● Aim of the task
Repeat all of the material exactly as given.

● Entries with figure data
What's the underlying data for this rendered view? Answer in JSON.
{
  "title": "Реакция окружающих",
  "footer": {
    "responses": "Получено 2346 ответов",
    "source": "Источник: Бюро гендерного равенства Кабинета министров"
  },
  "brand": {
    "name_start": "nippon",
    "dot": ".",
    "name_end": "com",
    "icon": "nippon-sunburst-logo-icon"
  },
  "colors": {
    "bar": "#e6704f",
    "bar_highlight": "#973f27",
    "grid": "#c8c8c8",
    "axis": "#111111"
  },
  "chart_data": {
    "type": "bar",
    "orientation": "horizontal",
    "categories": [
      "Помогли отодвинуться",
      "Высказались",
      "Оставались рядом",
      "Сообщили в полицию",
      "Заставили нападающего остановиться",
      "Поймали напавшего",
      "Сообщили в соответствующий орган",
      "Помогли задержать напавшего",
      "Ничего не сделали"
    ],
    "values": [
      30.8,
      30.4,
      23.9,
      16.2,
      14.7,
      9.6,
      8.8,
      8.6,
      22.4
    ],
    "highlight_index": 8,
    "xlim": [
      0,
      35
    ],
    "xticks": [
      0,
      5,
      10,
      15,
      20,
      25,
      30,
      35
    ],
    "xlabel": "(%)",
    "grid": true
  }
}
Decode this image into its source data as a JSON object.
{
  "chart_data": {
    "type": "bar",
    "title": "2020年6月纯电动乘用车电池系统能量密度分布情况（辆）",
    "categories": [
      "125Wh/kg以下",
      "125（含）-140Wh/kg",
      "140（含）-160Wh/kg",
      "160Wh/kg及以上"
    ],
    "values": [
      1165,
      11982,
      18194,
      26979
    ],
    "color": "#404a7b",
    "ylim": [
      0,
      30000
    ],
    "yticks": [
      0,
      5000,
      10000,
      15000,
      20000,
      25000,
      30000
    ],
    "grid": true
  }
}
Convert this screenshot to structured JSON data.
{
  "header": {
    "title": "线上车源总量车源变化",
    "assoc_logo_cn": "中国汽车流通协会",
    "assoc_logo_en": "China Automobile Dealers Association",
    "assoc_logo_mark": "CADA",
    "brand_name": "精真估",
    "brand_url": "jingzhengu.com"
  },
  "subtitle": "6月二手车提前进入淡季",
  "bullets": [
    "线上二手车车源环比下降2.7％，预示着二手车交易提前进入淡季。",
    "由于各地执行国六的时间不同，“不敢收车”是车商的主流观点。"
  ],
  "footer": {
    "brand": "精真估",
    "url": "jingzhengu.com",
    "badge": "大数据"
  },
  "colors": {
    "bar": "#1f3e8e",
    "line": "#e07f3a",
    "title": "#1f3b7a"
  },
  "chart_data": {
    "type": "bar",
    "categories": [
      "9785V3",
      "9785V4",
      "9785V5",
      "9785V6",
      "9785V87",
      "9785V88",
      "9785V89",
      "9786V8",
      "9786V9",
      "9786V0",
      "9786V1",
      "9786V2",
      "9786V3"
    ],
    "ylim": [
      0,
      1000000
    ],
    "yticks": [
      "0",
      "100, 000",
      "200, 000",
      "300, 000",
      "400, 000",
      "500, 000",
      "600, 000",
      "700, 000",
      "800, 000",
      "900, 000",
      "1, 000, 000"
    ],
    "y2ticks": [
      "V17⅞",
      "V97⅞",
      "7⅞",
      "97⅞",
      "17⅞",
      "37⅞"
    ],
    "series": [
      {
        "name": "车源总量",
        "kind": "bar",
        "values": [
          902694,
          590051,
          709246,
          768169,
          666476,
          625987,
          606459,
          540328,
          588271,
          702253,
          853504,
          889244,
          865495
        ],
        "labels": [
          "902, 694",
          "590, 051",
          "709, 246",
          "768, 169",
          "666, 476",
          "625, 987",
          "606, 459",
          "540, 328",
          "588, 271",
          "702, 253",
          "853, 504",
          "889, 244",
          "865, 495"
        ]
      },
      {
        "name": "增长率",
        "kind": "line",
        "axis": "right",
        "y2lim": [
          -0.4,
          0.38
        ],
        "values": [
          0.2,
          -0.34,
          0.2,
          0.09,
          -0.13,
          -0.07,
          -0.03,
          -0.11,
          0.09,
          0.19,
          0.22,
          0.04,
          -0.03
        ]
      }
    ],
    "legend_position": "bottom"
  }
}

● The output
What's the underlying data for this rendered view? Answer in JSON.
{
  "title": "Реакция окружающих",
  "footer": {
    "responses": "Получено 2346 ответов",
    "source": "Источник: Бюро гендерного равенства Кабинета министров"
  },
  "brand": {
    "name_start": "nippon",
    "dot": ".",
    "name_end": "com",
    "icon": "nippon-sunburst-logo-icon"
  },
  "colors": {
    "bar": "#e6704f",
    "bar_highlight": "#973f27",
    "grid": "#c8c8c8",
    "axis": "#111111"
  },
  "chart_data": {
    "type": "bar",
    "orientation": "horizontal",
    "categories": [
      "Помогли отодвинуться",
      "Высказались",
      "Оставались рядом",
      "Сообщили в полицию",
      "Заставили нападающего остановиться",
      "Поймали напавшего",
      "Сообщили в соответствующий орган",
      "Помогли задержать напавшего",
      "Ничего не сделали"
    ],
    "values": [
      30.8,
      30.4,
      23.9,
      16.2,
      14.7,
      9.6,
      8.8,
      8.6,
      22.4
    ],
    "highlight_index": 8,
    "xlim": [
      0,
      35
    ],
    "xticks": [
      0,
      5,
      10,
      15,
      20,
      25,
      30,
      35
    ],
    "xlabel": "(%)",
    "grid": true
  }
}
Decode this image into its source data as a JSON object.
{
  "chart_data": {
    "type": "bar",
    "title": "2020年6月纯电动乘用车电池系统能量密度分布情况（辆）",
    "categories": [
      "125Wh/kg以下",
      "125（含）-140Wh/kg",
      "140（含）-160Wh/kg",
      "160Wh/kg及以上"
    ],
    "values": [
      1165,
      11982,
      18194,
      26979
    ],
    "color": "#404a7b",
    "ylim": [
      0,
      30000
    ],
    "yticks": [
      0,
      5000,
      10000,
      15000,
      20000,
      25000,
      30000
    ],
    "grid": true
  }
}
Convert this screenshot to structured JSON data.
{
  "header": {
    "title": "线上车源总量车源变化",
    "assoc_logo_cn": "中国汽车流通协会",
    "assoc_logo_en": "China Automobile Dealers Association",
    "assoc_logo_mark": "CADA",
    "brand_name": "精真估",
    "brand_url": "jingzhengu.com"
  },
  "subtitle": "6月二手车提前进入淡季",
  "bullets": [
    "线上二手车车源环比下降2.7％，预示着二手车交易提前进入淡季。",
    "由于各地执行国六的时间不同，“不敢收车”是车商的主流观点。"
  ],
  "footer": {
    "brand": "精真估",
    "url": "jingzhengu.com",
    "badge": "大数据"
  },
  "colors": {
    "bar": "#1f3e8e",
    "line": "#e07f3a",
    "title": "#1f3b7a"
  },
  "chart_data": {
    "type": "bar",
    "categories": [
      "9785V3",
      "9785V4",
      "9785V5",
      "9785V6",
      "9785V87",
      "9785V88",
      "9785V89",
      "9786V8",
      "9786V9",
      "9786V0",
      "9786V1",
      "9786V2",
      "9786V3"
    ],
    "ylim": [
      0,
      1000000
    ],
    "yticks": [
      "0",
      "100, 000",
      "200, 000",
      "300, 000",
      "400, 000",
      "500, 000",
      "600, 000",
      "700, 000",
      "800, 000",
      "900, 000",
      "1, 000, 000"
    ],
    "y2ticks": [
      "V17⅞",
      "V97⅞",
      "7⅞",
      "97⅞",
      "17⅞",
      "37⅞"
    ],
    "series": [
      {
        "name": "车源总量",
        "kind": "bar",
        "values": [
          902694,
          590051,
          709246,
          768169,
          666476,
          625987,
          606459,
          540328,
          588271,
          702253,
          853504,
          889244,
          865495
        ],
        "labels": [
          "902, 694",
          "590, 051",
          "709, 246",
          "768, 169",
          "666, 476",
          "625, 987",
          "606, 459",
          "540, 328",
          "588, 271",
          "702, 253",
          "853, 504",
          "889, 244",
          "865, 495"
        ]
      },
      {
        "name": "增长率",
        "kind": "line",
        "axis": "right",
        "y2lim": [
          -0.4,
          0.38
        ],
        "values": [
          0.2,
          -0.34,
          0.2,
          0.09,
          -0.13,
          -0.07,
          -0.03,
          -0.11,
          0.09,
          0.19,
          0.22,
          0.04,
          -0.03
        ]
      }
    ],
    "legend_position": "bottom"
  }
}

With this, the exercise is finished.